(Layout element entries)
********************

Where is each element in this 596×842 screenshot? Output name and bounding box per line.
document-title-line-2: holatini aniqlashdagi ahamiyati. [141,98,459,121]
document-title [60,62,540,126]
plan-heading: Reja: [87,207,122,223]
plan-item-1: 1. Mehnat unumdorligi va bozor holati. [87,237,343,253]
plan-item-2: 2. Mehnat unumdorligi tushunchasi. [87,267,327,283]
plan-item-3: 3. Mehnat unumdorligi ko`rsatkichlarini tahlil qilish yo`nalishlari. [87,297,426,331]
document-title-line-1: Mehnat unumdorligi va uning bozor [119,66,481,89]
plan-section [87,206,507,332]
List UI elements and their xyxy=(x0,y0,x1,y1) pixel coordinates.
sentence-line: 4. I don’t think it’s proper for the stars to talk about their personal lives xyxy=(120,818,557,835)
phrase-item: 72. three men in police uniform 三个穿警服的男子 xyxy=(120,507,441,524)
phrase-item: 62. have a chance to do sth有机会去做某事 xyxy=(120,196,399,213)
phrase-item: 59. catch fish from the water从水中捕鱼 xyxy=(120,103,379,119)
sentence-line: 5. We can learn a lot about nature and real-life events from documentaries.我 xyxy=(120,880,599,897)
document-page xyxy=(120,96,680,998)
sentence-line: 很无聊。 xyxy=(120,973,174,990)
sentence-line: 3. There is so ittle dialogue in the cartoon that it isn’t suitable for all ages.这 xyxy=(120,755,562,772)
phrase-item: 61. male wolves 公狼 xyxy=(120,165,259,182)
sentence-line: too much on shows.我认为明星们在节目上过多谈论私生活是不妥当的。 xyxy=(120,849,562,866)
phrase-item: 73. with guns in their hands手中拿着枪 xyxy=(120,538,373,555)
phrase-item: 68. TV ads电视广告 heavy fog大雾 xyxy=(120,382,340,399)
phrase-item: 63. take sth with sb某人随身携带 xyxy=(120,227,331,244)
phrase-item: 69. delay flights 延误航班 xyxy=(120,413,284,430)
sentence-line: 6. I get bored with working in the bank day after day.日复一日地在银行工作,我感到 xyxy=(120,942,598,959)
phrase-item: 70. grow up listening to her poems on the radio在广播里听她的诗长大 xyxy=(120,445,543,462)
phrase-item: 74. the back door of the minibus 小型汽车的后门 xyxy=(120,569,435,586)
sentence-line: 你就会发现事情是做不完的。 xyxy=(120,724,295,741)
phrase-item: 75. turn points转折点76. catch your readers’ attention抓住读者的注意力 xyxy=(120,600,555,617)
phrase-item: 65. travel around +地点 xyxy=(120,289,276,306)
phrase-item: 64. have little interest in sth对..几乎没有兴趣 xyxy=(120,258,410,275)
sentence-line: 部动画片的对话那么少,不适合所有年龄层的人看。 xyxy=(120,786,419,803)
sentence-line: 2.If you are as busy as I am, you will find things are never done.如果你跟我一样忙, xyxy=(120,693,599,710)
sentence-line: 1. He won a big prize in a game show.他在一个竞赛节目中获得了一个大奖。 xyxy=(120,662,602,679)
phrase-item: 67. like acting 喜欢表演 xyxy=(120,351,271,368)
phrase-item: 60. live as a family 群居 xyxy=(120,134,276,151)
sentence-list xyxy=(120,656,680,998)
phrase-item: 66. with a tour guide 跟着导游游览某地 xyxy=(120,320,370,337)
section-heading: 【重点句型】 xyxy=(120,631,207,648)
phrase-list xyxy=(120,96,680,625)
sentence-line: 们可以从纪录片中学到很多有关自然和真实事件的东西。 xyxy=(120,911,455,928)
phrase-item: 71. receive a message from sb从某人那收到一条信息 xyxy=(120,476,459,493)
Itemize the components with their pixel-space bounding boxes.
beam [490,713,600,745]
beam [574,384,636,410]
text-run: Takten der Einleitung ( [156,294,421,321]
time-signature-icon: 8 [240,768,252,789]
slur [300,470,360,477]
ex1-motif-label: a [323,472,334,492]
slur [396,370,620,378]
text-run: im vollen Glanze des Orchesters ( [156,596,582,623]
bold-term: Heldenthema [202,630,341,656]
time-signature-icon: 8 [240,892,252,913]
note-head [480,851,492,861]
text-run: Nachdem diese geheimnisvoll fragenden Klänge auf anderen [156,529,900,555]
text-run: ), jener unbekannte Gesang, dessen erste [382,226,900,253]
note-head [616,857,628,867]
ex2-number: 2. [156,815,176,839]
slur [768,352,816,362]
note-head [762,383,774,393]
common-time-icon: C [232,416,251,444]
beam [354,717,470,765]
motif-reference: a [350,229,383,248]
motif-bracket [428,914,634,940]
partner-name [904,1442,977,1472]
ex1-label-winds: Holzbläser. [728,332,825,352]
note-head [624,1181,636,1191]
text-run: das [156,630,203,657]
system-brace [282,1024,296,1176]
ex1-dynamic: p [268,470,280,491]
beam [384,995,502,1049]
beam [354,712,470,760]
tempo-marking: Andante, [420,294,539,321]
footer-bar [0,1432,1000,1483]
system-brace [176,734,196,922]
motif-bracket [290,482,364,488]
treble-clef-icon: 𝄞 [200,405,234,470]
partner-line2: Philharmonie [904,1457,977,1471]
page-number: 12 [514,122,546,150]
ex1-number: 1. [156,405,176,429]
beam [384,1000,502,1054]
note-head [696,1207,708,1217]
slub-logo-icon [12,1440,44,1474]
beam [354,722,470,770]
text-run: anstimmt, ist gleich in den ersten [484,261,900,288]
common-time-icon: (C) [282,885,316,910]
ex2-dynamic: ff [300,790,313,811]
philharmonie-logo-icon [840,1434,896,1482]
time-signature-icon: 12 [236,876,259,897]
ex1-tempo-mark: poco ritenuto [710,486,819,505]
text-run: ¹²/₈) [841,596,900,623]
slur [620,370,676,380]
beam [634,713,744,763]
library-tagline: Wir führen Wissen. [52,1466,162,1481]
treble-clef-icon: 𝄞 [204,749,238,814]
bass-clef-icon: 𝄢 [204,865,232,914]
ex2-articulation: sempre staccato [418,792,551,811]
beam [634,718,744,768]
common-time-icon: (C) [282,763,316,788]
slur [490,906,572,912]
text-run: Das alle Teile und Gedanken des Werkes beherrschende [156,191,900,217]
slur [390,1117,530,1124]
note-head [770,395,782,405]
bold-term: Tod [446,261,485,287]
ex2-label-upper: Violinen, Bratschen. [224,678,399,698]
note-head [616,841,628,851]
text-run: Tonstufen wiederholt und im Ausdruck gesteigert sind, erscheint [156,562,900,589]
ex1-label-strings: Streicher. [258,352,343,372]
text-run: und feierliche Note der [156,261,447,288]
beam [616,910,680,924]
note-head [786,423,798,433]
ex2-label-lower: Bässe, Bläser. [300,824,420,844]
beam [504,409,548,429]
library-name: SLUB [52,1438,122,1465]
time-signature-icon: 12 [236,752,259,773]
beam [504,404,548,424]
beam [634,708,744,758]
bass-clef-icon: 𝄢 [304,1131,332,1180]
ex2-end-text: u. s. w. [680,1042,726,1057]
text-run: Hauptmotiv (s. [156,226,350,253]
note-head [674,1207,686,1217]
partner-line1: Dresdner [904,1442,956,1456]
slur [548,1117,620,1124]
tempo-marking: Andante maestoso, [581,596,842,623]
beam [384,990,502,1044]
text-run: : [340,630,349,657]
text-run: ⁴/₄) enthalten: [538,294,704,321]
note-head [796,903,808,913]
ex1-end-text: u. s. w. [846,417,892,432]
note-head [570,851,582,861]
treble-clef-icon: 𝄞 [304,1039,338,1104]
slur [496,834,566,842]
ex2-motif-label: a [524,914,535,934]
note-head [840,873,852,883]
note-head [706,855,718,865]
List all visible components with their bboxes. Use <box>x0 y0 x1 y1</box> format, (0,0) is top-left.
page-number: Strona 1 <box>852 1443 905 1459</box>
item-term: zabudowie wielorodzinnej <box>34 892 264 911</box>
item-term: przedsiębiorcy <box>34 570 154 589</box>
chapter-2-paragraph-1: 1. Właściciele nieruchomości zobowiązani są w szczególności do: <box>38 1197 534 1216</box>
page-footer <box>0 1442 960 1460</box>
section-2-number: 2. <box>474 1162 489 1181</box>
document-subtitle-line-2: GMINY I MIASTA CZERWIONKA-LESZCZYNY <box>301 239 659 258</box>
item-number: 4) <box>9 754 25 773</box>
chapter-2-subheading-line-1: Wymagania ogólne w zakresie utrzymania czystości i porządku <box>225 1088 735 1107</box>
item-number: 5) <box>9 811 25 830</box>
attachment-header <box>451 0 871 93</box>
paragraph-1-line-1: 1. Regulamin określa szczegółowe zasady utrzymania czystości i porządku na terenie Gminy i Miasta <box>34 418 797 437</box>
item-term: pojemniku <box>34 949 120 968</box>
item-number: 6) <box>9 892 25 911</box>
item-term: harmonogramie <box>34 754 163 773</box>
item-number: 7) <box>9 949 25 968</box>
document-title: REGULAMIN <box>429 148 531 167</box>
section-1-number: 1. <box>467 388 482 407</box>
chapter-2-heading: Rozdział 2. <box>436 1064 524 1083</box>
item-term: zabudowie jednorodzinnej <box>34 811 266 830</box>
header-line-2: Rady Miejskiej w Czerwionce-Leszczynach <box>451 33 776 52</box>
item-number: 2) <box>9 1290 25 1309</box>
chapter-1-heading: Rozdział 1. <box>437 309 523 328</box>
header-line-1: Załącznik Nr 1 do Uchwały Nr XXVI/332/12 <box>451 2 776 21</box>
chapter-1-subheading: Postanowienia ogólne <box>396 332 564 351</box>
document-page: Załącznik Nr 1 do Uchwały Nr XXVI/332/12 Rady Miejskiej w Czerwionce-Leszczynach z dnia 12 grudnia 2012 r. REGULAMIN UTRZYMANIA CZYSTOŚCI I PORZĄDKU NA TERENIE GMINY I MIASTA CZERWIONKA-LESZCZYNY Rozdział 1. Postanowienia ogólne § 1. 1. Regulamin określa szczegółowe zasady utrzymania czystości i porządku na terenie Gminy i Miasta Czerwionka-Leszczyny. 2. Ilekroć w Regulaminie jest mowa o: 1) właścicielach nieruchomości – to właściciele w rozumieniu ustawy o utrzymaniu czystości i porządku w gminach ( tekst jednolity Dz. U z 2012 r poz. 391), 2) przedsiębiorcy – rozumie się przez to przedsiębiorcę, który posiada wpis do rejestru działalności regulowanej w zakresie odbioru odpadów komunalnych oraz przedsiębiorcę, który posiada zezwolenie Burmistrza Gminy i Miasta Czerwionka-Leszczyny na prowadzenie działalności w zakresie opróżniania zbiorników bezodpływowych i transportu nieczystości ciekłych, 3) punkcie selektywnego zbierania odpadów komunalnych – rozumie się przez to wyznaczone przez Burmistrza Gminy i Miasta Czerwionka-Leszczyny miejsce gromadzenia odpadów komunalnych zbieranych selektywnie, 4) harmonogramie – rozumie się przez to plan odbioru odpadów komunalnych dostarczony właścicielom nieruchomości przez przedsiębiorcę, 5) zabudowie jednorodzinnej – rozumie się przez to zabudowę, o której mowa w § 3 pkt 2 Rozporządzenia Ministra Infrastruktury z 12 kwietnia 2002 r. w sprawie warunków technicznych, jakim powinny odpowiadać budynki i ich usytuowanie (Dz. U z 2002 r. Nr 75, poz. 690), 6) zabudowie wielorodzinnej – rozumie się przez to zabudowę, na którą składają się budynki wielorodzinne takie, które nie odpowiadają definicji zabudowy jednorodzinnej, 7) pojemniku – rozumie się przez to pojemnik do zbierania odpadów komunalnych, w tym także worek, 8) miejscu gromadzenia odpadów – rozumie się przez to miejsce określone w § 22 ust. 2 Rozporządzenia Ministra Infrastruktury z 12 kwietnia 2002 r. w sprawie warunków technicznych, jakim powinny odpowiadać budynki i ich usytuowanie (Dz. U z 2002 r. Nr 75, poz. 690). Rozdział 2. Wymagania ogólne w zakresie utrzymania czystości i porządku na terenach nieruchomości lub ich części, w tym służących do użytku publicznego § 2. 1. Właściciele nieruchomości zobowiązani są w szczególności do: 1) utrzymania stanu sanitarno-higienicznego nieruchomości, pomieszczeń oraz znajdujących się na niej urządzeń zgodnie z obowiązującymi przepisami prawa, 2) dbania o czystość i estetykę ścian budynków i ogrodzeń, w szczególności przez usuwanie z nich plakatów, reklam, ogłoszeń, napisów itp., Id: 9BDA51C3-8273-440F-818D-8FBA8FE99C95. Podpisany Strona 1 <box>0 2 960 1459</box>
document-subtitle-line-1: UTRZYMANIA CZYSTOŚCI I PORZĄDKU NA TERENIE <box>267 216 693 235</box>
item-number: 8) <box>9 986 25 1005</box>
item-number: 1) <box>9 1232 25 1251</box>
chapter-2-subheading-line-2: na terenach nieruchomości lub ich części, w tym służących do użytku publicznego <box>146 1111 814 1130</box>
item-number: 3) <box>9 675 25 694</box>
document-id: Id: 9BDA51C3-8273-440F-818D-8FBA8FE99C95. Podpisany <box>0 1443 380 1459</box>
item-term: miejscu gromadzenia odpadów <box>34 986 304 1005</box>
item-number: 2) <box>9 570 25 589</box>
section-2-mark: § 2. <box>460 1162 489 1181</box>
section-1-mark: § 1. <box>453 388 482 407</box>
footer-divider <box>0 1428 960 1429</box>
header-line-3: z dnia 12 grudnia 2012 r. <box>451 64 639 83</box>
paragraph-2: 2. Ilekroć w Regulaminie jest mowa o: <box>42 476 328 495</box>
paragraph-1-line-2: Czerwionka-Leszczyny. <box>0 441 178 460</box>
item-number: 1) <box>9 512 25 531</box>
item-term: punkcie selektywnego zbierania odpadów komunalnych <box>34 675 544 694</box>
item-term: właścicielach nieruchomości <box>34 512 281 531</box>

********************

GOAL OF THE EXERCISE:
Retype the listing word for word, from its first line through the line containing "List UI elements", including that line.

RESPONSE TO THE EXERCISE:
Where is each element in this 596×842 screenshot? Output name and bounding box per line.
document-title-line-2: holatini aniqlashdagi ahamiyati. [141,98,459,121]
document-title [60,62,540,126]
plan-heading: Reja: [87,207,122,223]
plan-item-1: 1. Mehnat unumdorligi va bozor holati. [87,237,343,253]
plan-item-2: 2. Mehnat unumdorligi tushunchasi. [87,267,327,283]
plan-item-3: 3. Mehnat unumdorligi ko`rsatkichlarini tahlil qilish yo`nalishlari. [87,297,426,331]
document-title-line-1: Mehnat unumdorligi va uning bozor [119,66,481,89]
plan-section [87,206,507,332]
List UI elements and their xyxy=(x0,y0,x1,y1) pixel coordinates.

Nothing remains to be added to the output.